-- START OF INFORMATION PROVIDED --

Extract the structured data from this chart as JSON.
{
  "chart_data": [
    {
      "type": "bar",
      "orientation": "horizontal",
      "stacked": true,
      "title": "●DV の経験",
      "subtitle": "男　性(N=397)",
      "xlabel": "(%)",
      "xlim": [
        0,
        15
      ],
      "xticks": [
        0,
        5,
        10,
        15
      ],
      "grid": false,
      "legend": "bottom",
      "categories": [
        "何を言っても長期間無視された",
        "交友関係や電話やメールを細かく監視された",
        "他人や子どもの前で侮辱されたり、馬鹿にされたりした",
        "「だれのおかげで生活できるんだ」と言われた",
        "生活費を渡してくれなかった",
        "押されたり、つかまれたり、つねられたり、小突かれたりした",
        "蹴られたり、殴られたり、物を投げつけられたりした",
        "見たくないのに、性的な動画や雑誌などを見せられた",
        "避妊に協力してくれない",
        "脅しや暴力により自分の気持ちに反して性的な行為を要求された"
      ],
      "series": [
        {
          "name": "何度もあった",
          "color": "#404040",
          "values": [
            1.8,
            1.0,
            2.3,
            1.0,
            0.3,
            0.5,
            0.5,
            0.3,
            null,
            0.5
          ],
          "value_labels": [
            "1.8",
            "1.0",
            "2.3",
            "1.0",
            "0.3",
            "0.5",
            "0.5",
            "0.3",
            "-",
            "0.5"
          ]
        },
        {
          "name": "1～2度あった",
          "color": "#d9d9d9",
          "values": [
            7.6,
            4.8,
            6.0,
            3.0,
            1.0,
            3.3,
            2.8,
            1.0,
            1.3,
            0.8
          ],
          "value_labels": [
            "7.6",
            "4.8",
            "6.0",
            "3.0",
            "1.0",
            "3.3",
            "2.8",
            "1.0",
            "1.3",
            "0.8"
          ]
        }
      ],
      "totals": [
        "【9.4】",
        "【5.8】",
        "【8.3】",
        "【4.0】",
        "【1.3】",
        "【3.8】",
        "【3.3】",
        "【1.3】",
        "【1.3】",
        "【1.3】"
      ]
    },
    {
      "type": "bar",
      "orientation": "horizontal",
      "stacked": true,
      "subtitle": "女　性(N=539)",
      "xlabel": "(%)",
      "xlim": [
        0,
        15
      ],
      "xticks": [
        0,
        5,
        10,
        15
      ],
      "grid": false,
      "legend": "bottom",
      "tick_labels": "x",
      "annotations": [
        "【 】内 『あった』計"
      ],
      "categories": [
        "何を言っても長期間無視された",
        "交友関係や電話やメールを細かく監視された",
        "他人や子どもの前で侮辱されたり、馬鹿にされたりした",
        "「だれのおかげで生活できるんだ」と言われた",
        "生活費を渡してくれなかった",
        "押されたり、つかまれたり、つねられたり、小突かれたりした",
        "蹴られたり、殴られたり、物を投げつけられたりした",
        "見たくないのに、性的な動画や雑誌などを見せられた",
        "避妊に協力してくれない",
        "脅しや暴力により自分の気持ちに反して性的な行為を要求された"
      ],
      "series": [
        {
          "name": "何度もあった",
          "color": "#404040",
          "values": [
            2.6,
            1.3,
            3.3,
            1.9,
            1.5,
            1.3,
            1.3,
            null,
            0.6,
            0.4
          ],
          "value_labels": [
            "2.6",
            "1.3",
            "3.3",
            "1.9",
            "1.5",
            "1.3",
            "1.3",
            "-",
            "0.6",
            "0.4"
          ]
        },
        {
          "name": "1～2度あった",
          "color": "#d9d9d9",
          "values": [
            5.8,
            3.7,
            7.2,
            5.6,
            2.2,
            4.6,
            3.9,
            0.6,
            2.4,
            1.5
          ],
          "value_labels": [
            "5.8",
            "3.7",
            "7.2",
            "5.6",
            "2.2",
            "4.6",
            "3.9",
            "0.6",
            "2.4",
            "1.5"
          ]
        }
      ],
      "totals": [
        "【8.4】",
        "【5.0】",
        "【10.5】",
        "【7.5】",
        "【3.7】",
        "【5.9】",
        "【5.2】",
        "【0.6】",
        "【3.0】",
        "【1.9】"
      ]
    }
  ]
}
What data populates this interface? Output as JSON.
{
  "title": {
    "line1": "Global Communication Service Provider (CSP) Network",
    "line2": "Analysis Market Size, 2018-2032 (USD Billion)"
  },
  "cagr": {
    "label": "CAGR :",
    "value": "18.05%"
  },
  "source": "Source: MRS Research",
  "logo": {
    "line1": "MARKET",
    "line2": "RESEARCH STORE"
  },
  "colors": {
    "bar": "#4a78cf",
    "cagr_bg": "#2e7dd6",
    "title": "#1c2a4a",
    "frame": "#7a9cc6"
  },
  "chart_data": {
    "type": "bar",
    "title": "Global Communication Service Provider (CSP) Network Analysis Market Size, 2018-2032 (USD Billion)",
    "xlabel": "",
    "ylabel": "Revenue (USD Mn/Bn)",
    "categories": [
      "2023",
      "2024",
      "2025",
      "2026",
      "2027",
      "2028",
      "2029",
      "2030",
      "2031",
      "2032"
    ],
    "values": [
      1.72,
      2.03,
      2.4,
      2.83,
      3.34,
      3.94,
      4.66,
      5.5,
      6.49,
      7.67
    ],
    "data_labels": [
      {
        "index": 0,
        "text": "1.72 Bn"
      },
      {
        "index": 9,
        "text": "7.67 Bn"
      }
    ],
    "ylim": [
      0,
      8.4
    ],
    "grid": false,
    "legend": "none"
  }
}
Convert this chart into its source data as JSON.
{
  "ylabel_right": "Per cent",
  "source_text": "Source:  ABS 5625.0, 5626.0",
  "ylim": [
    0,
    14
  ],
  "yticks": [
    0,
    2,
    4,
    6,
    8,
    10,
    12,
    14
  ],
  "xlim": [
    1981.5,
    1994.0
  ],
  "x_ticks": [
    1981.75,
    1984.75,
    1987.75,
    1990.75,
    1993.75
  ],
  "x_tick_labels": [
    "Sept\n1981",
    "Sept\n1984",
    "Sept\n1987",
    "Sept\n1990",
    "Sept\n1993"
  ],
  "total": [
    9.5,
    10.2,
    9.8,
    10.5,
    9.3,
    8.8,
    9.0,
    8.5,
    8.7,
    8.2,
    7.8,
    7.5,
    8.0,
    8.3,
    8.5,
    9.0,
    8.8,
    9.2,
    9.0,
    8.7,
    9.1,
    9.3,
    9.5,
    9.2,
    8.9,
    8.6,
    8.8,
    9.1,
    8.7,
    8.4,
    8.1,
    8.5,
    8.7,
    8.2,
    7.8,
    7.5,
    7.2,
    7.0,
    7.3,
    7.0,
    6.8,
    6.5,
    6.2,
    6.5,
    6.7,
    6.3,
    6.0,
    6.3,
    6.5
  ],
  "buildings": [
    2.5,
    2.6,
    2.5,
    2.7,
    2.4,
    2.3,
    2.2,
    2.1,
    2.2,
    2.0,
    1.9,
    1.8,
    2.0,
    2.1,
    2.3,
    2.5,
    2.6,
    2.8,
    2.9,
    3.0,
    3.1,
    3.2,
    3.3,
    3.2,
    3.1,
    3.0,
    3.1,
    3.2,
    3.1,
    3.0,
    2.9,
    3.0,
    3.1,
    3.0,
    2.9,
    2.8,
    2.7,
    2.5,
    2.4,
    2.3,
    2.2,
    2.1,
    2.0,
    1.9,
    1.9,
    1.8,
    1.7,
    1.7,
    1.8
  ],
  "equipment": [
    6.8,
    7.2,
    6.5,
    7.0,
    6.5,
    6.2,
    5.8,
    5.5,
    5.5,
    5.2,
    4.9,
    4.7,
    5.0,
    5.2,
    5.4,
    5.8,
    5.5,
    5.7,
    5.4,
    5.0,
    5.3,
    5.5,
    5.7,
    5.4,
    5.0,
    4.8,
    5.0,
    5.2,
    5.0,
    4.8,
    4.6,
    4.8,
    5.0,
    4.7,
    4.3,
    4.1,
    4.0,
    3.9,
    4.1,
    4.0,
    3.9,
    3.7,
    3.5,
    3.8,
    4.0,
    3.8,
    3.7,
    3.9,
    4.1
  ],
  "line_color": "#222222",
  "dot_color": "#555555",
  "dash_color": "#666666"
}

-- END OF INFORMATION PROVIDED --

▶ _WRITTEN INSTRUCTION_
Repeat, exactly and only, the lines above from the one containing "Convert this chart" through the end of the material.

▶ _WORKED SOLUTION_
Convert this chart into its source data as JSON.
{
  "ylabel_right": "Per cent",
  "source_text": "Source:  ABS 5625.0, 5626.0",
  "ylim": [
    0,
    14
  ],
  "yticks": [
    0,
    2,
    4,
    6,
    8,
    10,
    12,
    14
  ],
  "xlim": [
    1981.5,
    1994.0
  ],
  "x_ticks": [
    1981.75,
    1984.75,
    1987.75,
    1990.75,
    1993.75
  ],
  "x_tick_labels": [
    "Sept\n1981",
    "Sept\n1984",
    "Sept\n1987",
    "Sept\n1990",
    "Sept\n1993"
  ],
  "total": [
    9.5,
    10.2,
    9.8,
    10.5,
    9.3,
    8.8,
    9.0,
    8.5,
    8.7,
    8.2,
    7.8,
    7.5,
    8.0,
    8.3,
    8.5,
    9.0,
    8.8,
    9.2,
    9.0,
    8.7,
    9.1,
    9.3,
    9.5,
    9.2,
    8.9,
    8.6,
    8.8,
    9.1,
    8.7,
    8.4,
    8.1,
    8.5,
    8.7,
    8.2,
    7.8,
    7.5,
    7.2,
    7.0,
    7.3,
    7.0,
    6.8,
    6.5,
    6.2,
    6.5,
    6.7,
    6.3,
    6.0,
    6.3,
    6.5
  ],
  "buildings": [
    2.5,
    2.6,
    2.5,
    2.7,
    2.4,
    2.3,
    2.2,
    2.1,
    2.2,
    2.0,
    1.9,
    1.8,
    2.0,
    2.1,
    2.3,
    2.5,
    2.6,
    2.8,
    2.9,
    3.0,
    3.1,
    3.2,
    3.3,
    3.2,
    3.1,
    3.0,
    3.1,
    3.2,
    3.1,
    3.0,
    2.9,
    3.0,
    3.1,
    3.0,
    2.9,
    2.8,
    2.7,
    2.5,
    2.4,
    2.3,
    2.2,
    2.1,
    2.0,
    1.9,
    1.9,
    1.8,
    1.7,
    1.7,
    1.8
  ],
  "equipment": [
    6.8,
    7.2,
    6.5,
    7.0,
    6.5,
    6.2,
    5.8,
    5.5,
    5.5,
    5.2,
    4.9,
    4.7,
    5.0,
    5.2,
    5.4,
    5.8,
    5.5,
    5.7,
    5.4,
    5.0,
    5.3,
    5.5,
    5.7,
    5.4,
    5.0,
    4.8,
    5.0,
    5.2,
    5.0,
    4.8,
    4.6,
    4.8,
    5.0,
    4.7,
    4.3,
    4.1,
    4.0,
    3.9,
    4.1,
    4.0,
    3.9,
    3.7,
    3.5,
    3.8,
    4.0,
    3.8,
    3.7,
    3.9,
    4.1
  ],
  "line_color": "#222222",
  "dot_color": "#555555",
  "dash_color": "#666666"
}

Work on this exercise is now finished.